**Task brief**
Return each line of the listing that contains the string "category".

━━━━

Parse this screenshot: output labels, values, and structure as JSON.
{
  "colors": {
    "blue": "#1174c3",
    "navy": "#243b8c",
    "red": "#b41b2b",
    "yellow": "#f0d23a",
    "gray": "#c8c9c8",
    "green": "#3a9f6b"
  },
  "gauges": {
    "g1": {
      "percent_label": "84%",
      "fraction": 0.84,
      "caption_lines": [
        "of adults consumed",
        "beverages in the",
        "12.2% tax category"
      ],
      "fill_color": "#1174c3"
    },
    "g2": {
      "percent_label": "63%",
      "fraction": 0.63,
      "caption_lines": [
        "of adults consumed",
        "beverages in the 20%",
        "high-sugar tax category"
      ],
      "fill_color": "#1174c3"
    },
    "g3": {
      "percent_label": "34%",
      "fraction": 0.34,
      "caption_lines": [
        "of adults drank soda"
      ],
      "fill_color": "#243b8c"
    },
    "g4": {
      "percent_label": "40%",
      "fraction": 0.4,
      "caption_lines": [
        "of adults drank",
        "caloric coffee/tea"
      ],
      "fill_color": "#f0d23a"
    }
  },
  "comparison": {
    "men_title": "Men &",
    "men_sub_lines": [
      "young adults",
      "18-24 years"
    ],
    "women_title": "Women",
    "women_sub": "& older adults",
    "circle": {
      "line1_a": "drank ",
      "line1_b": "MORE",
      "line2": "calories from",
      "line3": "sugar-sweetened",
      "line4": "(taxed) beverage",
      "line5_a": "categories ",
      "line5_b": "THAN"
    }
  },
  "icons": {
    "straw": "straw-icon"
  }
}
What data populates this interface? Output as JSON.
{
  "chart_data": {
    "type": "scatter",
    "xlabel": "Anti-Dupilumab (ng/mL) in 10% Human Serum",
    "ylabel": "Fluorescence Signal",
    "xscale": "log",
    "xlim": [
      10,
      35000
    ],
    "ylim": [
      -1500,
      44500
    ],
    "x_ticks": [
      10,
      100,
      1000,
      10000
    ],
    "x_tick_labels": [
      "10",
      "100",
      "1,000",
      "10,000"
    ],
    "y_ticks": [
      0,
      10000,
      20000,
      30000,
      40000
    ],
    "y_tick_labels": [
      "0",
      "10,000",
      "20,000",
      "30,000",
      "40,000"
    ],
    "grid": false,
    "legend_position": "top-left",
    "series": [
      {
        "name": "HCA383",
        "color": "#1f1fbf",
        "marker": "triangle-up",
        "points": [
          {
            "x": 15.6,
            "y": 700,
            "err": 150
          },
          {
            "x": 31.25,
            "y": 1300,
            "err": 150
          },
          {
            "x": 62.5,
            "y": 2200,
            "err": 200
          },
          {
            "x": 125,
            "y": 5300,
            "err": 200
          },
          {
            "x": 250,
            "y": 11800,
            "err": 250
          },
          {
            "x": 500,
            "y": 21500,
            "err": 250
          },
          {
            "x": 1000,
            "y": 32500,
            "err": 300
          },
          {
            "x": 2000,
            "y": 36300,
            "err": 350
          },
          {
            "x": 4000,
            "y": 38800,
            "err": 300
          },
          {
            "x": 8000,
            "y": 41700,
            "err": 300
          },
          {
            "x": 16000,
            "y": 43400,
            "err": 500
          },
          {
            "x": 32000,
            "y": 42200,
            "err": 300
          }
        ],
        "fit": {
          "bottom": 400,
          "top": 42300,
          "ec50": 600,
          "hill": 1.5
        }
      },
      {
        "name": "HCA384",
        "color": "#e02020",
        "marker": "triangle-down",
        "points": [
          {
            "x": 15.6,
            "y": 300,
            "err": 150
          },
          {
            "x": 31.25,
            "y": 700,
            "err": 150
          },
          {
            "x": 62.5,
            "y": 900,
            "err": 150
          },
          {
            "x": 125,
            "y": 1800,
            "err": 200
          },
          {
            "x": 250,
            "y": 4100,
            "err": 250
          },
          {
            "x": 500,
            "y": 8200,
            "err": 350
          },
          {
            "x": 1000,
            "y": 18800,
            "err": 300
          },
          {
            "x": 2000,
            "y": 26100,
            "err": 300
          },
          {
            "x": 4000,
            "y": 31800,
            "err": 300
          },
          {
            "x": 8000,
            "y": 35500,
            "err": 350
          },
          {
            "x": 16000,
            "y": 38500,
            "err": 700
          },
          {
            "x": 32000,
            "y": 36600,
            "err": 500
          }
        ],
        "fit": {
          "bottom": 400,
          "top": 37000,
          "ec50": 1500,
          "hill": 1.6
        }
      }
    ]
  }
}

━━━━

**Task output**
        "12.2% tax category"
        "high-sugar tax category"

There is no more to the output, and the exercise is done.